*Rows*:
:::::
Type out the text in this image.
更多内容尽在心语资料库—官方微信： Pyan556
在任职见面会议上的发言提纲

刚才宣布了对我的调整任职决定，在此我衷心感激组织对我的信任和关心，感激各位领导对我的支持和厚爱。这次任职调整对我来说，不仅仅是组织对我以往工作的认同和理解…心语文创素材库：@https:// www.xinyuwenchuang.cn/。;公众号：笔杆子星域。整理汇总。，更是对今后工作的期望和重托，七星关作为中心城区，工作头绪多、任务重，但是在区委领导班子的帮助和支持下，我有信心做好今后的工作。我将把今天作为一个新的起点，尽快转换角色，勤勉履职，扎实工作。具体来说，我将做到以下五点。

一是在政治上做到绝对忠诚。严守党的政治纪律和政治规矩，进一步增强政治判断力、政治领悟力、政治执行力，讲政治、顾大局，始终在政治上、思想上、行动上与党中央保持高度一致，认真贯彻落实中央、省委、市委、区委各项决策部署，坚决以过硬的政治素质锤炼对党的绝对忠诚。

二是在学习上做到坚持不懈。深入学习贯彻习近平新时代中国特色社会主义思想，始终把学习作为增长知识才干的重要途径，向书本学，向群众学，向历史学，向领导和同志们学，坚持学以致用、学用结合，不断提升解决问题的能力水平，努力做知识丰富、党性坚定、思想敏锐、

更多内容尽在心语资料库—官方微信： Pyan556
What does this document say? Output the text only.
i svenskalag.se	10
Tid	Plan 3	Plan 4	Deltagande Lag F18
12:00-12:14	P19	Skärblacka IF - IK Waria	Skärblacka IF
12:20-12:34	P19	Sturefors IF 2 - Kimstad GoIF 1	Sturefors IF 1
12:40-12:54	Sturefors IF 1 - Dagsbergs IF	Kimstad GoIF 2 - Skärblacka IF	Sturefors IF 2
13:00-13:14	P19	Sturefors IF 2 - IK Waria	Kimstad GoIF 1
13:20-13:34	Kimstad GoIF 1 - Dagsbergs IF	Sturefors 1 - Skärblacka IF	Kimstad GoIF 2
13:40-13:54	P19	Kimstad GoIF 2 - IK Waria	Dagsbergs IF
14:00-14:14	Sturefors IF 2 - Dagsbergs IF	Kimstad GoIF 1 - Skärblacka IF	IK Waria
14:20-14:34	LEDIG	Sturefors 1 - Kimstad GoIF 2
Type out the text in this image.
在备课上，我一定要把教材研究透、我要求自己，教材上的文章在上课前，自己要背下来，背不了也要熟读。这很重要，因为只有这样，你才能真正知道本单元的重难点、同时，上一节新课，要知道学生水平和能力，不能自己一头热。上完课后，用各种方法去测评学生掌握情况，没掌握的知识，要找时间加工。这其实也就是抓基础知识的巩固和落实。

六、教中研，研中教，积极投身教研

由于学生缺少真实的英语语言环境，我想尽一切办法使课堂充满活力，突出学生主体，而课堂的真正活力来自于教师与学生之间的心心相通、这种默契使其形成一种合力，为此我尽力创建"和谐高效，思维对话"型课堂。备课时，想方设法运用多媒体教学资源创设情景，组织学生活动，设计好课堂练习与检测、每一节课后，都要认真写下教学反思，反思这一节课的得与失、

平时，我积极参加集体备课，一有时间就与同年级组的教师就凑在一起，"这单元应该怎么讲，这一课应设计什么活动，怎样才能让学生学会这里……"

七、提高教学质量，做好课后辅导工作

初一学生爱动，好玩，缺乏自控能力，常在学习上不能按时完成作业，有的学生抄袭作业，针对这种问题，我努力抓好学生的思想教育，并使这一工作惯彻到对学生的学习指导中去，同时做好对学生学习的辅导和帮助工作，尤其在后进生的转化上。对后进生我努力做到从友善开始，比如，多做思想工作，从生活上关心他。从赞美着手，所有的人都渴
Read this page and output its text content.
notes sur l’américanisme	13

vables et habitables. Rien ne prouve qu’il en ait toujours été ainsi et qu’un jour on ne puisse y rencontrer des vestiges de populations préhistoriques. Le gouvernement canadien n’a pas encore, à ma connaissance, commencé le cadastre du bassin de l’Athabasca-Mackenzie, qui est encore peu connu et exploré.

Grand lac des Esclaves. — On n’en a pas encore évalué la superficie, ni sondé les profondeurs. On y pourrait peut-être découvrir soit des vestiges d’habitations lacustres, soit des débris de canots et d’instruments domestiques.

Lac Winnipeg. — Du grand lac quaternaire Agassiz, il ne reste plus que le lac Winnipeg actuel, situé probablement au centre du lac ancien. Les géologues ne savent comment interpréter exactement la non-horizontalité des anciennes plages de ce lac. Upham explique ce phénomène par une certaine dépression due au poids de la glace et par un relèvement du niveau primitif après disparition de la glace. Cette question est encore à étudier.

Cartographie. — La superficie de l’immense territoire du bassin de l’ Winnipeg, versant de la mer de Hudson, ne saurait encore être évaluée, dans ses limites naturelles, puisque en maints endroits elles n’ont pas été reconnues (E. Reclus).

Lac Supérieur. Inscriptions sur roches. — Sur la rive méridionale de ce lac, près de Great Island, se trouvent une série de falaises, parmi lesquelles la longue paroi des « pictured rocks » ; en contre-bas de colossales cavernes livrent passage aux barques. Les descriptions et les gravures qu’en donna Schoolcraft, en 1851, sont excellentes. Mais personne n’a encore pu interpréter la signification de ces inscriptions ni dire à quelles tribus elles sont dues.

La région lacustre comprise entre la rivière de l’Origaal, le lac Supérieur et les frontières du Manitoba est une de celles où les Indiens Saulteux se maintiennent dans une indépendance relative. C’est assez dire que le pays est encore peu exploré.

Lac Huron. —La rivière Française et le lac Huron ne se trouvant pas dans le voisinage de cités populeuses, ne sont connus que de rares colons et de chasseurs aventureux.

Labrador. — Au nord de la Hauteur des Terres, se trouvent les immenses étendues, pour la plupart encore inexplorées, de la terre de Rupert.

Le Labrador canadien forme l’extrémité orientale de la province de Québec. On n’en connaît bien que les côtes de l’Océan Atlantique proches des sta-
:::::
*Written request*: Show, from the listing above, each line that contains the word "rivière".

*Response below*:
La région lacustre comprise entre la rivière de l’Origaal, le lac Supérieur et les frontières du Manitoba est une de celles où les Indiens Saulteux se maintiennent dans une indépendance relative. C’est assez dire que le pays est encore peu exploré.
Lac Huron. —La rivière Française et le lac Huron ne se trouvant pas dans le voisinage de cités populeuses, ne sont connus que de rares colons et de chasseurs aventureux.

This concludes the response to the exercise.